======== Trecho do texto ========
Em 2000, publiquei pela Editora Canaã uma revista chamada Como desenvolver roteiro para mangá. Era o número 13 da coleção Curso Básico de Mangá, que fez algum sucesso em bancas. Em 32 páginas, eu dava dicas de produção de roteiro, tendo em mente algumas características da narrativa do mangá. O texto introdutório, um resumo sobre o que eu acho que define uma HQ como sendo mangá, acabou incluído em minha coletânea, o Almanaque da Cultura Pop Japonesa.
O assunto sempre vem à tona, seja em palestras ou oficinas. A maioria das pessoas tem uma visão equivocada sobre o mangá e sempre respondo sobre isso em cursos, oficinas e palestras. Por isso, resolvi republicar o texto aqui, esperando que seja uma referência útil aos leitores deste blog.
A NARRATIVA DO MANGÁ
O JEITO JAPONÊS DE CONTAR HISTÓRIAS
As pessoas costumam associar o mangá (quadrinho japonês) a figuras de olhos grandes, cabelos espetados e coloridos, robôs, samurais e monstros. Tudo isso realmente faz parte do universo do mangá, mas não é o que melhor traduz o que é o mangá. O que mencionei agora tem a ver com uma escola de artes gráficas, inserida no gosto médio da maior parte do povo que consome e faz mangá. São estereótipos visuais, padrões estéticos, nada mais que isso. Mas o que muita gente deixa escapar ao folhear um gibi japonês é uma coisa sutil, que foi arduamente pesquisada pelo pioneiro do moderno mangá Osamu Tezuka e foi aperfeiçoada ao longo dos anos por talentosos artistas.
Trata-se da narrativa, aquilo que liga um quadrinho ao outro e dá ao leitor o entendimento da história no ritmo e no tempo pretendido pelo autor. É algo que somente quem se preocupa em contar uma história e não em exibir ilustrações percebe e sabe usar. A grande maioria dos artistas de fora do Japão (como brasileiros e americanos) que diz fazer mangá ou seguir suas influências, o faz sem a noção da tal narrativa de mangá. Geralmente, fazem suas histórias motivados pela admiração a animes (os desenhos animados), sem nunca terem sido leitores assíduos de quadrinhos em geral. Usam visuais característicos (olhos grandes e cabelos espetados) e símbolos gráficos igualmente característicos, como as dinâmicas linhas de ação desenhadas atrás de um personagem em movimento. Nada disso é mangá. Ou melhor: apenas isso não é mangá.
======== Trecho dos dados ========
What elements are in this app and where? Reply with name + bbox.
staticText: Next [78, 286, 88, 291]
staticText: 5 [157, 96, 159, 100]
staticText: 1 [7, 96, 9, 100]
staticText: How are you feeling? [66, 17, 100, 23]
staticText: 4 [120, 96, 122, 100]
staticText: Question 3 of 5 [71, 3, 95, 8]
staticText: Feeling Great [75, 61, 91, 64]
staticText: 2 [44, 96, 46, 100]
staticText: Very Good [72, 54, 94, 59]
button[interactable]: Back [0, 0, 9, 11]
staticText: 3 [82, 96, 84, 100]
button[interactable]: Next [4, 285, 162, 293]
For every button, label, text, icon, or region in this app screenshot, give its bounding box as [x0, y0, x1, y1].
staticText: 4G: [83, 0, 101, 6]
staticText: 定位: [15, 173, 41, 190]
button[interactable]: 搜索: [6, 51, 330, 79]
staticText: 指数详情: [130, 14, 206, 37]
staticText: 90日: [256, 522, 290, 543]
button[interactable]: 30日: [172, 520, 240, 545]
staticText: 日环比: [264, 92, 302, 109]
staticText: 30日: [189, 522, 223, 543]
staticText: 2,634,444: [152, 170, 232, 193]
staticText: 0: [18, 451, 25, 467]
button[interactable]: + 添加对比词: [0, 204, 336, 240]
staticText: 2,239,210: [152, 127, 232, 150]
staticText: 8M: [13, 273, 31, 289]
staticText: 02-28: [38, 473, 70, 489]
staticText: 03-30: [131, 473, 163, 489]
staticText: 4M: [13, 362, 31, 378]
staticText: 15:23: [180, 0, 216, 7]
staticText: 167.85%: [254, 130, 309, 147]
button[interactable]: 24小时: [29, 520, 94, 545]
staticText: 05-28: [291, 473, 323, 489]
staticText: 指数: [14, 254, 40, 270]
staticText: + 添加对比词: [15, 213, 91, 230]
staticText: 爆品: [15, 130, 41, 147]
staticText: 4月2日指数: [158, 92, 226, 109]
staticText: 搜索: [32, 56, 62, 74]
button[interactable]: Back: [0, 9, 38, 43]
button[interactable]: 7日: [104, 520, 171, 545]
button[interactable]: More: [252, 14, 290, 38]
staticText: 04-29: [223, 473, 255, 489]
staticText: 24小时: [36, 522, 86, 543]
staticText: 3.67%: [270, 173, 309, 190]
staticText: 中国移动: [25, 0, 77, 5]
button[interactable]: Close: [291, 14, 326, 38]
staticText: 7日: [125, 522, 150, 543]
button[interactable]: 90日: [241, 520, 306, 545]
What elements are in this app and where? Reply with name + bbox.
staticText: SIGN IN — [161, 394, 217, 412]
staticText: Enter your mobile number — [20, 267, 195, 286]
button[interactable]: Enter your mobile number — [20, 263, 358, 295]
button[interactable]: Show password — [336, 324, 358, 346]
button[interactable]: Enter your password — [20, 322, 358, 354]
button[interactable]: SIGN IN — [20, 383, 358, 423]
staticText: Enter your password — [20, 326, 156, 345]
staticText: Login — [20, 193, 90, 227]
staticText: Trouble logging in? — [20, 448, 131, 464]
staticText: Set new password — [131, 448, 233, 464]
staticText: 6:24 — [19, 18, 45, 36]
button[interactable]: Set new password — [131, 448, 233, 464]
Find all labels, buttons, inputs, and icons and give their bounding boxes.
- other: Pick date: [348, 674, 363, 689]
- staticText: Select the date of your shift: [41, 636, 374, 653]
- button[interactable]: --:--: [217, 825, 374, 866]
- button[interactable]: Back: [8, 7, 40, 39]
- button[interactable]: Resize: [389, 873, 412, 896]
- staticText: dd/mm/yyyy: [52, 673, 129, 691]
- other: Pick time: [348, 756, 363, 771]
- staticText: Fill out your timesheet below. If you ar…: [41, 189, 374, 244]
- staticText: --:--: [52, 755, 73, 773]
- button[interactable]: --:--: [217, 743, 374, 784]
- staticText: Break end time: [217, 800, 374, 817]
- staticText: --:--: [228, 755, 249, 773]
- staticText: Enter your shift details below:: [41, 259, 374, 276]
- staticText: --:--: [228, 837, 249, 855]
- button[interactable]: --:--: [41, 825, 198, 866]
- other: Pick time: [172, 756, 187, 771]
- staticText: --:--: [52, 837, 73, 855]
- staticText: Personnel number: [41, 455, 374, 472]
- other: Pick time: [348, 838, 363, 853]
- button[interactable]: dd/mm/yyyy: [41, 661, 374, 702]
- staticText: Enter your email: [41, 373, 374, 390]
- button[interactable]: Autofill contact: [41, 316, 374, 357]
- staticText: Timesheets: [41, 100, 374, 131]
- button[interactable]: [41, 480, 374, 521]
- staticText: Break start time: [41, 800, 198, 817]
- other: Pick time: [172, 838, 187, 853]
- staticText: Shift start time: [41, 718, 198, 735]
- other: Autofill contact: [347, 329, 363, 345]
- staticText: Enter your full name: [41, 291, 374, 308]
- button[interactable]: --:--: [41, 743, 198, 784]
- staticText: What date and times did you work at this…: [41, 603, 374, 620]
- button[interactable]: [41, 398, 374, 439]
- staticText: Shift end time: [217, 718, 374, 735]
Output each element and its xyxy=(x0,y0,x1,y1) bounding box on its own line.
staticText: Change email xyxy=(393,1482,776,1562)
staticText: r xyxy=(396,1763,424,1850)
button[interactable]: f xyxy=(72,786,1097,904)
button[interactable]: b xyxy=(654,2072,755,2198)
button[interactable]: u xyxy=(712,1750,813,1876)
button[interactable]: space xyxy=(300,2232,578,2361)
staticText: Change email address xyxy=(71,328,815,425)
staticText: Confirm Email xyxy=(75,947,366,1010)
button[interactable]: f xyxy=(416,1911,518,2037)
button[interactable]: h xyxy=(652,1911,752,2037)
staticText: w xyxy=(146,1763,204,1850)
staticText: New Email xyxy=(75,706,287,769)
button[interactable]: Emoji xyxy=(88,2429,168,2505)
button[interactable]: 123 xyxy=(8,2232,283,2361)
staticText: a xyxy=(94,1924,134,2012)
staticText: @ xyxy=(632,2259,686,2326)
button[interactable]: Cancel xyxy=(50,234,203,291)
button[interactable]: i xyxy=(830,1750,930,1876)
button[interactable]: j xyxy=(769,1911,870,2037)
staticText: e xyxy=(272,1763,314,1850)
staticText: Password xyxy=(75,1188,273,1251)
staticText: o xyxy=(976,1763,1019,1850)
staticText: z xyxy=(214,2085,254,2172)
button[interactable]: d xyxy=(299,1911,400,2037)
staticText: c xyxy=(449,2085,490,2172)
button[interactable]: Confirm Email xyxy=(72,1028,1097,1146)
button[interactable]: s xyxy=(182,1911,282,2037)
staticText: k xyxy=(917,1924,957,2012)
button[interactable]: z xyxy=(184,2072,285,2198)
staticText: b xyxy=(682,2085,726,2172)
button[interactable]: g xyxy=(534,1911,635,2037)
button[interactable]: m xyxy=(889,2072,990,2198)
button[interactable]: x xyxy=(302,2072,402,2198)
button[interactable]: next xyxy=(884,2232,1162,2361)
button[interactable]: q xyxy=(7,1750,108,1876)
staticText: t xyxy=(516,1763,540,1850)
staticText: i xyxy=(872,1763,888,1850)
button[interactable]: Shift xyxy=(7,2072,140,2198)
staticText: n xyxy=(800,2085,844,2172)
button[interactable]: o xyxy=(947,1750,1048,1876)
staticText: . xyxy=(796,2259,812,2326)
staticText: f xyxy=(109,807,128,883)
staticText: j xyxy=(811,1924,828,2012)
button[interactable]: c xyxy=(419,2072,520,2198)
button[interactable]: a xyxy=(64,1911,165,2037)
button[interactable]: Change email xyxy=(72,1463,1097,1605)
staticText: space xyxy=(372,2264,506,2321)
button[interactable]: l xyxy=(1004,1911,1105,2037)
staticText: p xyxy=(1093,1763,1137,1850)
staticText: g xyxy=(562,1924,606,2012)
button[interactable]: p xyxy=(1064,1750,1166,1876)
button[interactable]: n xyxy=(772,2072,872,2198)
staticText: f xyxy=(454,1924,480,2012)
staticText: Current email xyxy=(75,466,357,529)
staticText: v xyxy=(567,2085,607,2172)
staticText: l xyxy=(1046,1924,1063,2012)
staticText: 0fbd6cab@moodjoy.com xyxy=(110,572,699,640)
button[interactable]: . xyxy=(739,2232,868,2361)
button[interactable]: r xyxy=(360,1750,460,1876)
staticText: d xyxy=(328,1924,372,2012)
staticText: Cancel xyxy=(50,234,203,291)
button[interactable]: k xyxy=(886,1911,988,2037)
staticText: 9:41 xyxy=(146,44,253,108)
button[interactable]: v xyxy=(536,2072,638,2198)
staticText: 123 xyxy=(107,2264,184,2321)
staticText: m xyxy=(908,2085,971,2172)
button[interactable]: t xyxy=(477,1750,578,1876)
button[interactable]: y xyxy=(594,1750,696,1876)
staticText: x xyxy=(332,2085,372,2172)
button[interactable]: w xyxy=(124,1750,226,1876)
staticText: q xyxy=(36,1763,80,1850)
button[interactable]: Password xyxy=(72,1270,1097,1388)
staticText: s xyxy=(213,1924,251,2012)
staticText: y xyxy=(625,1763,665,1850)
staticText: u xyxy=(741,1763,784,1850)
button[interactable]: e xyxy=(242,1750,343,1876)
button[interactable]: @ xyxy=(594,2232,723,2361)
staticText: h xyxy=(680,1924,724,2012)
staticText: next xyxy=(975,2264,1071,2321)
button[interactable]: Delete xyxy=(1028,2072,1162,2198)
========
# Exercício:
Dê continuidade, por favor, ao texto sobre a narrativa do mangá a partir do ponto em que ele termina. As entradas não têm relação com o texto sobre a narrativa do mangá.

# Resposta esperada:
As diferenças são muitas, a começar por como a história é apresentada pelo autor a seus leitores.
Na escola narrativa dos quadrinhos japoneses, o narrador é pouco usado, sendo a narrativa mais visual do que no ocidente. Os diálogos são mais diretos e o ritmo flui de maneira mais suave. É uma abordagem mais cinematográfica e geralmente faz as situações se desenvolverem mais lentamente que nos quadrinhos ocidentais. Vale lembrar que no Japão são comuns as histórias com cerca de vinte páginas publicadas em grandes almanaques semanais, o que dá um bom espaço para ser explorado. Já no ocidente, episódios mensais são a regra geral. Com menos espaço, a narrativa ocidental tende a ser mais objetiva e direta que no oriente. Disso também depende a visão pessoal do autor, seus objetivos e gostos pessoais para que ele decida como aproveitar da melhor maneira a limitação quanto ao número de páginas.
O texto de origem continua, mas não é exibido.